* **INSTRUCTIONS FOR THE TASK**
Search the entries for the word "ylabel" and copy each line that has it.

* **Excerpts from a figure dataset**
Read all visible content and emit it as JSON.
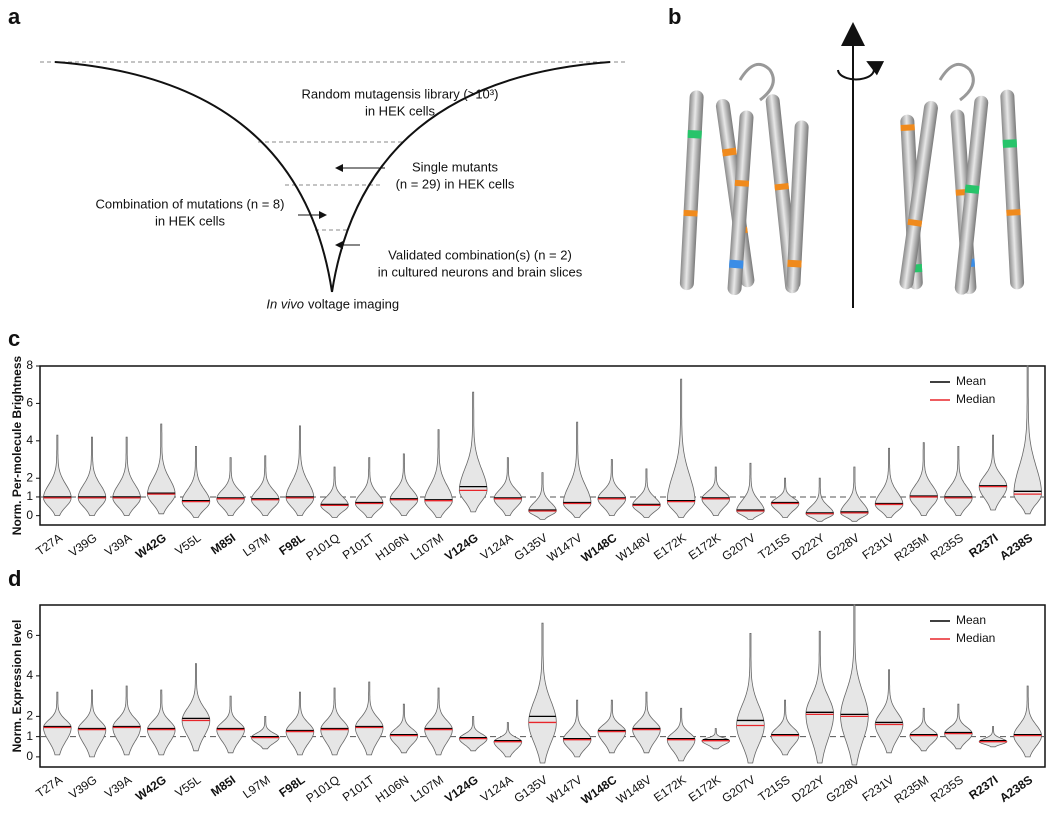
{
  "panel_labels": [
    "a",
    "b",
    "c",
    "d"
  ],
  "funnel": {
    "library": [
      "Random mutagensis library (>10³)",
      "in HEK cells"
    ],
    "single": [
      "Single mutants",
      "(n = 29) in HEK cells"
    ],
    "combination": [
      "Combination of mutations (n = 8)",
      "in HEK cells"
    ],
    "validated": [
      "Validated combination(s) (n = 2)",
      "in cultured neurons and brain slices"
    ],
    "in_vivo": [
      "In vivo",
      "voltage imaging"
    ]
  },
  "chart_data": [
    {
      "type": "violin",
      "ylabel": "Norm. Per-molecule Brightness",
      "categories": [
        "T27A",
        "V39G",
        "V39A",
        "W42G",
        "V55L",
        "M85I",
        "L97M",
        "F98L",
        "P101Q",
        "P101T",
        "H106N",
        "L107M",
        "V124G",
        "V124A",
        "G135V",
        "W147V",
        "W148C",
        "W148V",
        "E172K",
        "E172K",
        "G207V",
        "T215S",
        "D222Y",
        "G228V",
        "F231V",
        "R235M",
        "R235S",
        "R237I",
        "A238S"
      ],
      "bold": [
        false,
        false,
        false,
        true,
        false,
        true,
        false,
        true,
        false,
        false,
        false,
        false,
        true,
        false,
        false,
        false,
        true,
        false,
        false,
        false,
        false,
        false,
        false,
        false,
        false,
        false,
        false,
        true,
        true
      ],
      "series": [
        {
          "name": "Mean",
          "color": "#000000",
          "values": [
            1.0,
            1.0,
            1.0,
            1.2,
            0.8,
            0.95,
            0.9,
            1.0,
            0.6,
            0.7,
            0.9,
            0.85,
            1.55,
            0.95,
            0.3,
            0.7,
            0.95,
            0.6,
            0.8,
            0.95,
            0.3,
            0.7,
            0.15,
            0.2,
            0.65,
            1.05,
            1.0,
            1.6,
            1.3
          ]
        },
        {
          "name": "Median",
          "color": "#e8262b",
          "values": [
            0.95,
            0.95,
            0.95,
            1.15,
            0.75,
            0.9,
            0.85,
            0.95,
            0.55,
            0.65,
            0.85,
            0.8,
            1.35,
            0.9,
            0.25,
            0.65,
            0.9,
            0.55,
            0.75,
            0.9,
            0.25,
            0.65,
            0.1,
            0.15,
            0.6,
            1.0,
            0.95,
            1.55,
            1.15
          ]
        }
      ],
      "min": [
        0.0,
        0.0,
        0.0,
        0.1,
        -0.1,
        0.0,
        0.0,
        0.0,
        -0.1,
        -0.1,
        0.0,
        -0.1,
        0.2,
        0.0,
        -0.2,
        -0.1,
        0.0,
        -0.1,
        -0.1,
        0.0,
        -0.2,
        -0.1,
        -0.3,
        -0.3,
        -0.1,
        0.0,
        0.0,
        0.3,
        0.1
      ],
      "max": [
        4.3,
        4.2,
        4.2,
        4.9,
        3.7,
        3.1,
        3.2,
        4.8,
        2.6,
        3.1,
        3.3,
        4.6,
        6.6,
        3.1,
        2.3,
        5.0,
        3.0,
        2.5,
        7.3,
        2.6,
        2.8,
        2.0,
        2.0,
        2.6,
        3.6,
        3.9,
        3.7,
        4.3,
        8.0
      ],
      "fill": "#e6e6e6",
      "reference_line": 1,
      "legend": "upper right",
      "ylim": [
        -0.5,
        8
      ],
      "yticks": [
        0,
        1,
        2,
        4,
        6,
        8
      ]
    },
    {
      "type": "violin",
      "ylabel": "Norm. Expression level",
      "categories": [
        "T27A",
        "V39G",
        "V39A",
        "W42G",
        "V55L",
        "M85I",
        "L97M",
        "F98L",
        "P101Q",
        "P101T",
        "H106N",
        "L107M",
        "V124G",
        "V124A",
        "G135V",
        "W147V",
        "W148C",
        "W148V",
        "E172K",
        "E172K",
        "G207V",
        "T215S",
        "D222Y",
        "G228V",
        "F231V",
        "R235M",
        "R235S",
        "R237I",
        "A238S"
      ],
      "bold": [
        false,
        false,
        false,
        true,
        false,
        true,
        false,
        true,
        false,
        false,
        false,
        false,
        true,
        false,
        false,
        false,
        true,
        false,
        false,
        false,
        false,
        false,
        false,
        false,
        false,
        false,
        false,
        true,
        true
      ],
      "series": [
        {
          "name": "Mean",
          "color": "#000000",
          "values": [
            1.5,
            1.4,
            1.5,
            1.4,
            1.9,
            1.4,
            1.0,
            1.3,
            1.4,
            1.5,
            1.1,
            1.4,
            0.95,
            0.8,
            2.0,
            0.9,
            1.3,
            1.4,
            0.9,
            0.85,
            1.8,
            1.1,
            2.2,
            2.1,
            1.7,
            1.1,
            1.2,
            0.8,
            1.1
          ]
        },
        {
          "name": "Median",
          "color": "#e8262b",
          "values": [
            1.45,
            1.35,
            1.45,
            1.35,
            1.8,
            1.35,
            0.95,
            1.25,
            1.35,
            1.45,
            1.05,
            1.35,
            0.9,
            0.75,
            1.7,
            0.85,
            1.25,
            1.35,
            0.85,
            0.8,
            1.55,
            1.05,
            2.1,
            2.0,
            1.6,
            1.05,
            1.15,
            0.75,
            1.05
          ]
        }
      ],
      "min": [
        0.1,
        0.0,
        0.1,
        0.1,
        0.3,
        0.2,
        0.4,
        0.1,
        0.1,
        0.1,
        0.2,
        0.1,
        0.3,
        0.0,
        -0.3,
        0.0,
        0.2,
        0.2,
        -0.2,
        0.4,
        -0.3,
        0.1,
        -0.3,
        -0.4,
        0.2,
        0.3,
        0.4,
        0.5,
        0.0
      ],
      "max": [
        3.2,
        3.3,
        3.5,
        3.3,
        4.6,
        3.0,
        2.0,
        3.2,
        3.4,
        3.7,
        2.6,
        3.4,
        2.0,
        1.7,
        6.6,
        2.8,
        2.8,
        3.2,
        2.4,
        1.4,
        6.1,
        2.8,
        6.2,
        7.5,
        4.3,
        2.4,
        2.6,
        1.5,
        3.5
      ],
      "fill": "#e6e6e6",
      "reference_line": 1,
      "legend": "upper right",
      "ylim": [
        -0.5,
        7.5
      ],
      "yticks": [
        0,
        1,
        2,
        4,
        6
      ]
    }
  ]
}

==

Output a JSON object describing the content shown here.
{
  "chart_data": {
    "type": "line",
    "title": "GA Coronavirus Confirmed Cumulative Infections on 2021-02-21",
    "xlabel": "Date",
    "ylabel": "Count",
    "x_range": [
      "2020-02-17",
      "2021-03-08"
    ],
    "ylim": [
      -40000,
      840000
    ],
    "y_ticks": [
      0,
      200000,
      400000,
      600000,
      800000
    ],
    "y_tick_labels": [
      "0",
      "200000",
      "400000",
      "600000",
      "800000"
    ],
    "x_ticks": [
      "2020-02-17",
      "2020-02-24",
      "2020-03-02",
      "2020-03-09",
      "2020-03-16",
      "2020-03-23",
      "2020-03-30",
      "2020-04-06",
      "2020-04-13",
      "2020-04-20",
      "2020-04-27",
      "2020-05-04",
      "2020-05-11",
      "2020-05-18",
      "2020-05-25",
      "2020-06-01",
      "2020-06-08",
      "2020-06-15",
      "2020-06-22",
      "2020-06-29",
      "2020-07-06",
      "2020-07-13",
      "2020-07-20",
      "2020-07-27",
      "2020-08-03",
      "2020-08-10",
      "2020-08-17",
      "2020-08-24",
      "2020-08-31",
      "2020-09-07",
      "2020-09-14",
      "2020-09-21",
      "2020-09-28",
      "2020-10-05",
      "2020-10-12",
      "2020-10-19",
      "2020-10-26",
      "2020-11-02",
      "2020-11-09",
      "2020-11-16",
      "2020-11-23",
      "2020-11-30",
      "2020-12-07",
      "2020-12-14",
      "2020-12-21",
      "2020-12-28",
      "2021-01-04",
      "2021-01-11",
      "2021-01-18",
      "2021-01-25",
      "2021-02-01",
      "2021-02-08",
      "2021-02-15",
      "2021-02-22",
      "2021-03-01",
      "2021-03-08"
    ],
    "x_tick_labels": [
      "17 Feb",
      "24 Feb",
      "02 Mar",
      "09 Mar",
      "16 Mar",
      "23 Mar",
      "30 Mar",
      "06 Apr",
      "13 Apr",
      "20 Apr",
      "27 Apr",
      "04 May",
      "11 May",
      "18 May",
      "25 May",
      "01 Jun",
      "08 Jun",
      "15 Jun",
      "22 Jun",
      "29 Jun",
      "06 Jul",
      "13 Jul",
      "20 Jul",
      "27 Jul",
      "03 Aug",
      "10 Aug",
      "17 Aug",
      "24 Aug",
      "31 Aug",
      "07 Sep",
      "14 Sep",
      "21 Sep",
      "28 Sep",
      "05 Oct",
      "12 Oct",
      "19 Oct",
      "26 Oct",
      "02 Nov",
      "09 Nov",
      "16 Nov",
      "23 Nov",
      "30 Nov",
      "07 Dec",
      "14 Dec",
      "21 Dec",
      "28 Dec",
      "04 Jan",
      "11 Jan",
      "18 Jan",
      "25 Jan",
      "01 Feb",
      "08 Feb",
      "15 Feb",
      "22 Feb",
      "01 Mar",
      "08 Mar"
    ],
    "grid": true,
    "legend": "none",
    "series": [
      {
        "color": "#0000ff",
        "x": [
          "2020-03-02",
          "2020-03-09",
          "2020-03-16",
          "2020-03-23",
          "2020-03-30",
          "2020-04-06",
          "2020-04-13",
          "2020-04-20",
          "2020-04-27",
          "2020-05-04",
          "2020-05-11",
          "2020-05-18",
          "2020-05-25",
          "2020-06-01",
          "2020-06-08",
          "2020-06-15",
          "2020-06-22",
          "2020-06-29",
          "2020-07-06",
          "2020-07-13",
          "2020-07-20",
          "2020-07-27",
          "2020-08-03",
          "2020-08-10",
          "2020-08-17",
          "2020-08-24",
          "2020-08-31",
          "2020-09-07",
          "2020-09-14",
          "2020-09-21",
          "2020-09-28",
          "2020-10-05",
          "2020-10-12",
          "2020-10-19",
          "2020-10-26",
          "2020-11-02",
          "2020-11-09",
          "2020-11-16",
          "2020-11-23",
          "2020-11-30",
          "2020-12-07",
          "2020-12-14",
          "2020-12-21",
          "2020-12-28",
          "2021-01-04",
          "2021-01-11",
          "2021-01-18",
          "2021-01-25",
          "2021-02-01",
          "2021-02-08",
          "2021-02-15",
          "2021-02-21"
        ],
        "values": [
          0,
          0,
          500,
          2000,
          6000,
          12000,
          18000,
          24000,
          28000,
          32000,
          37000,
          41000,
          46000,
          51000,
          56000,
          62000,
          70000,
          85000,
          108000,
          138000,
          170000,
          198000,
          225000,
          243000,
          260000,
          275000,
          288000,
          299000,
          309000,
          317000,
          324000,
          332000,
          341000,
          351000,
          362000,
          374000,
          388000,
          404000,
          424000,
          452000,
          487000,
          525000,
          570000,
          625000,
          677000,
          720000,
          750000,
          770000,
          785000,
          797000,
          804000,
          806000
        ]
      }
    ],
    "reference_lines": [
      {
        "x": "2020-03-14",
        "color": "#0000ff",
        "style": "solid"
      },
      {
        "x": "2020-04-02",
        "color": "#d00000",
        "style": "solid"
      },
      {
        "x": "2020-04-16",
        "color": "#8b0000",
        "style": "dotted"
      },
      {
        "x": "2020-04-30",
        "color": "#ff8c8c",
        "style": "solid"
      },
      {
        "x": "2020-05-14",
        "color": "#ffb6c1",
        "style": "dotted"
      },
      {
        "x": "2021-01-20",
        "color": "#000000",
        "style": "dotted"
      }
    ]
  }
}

* **RESPONSE TO THE TASK**
      "ylabel": "Norm. Per-molecule Brightness",
      "ylabel": "Norm. Expression level",
    "ylabel": "Count",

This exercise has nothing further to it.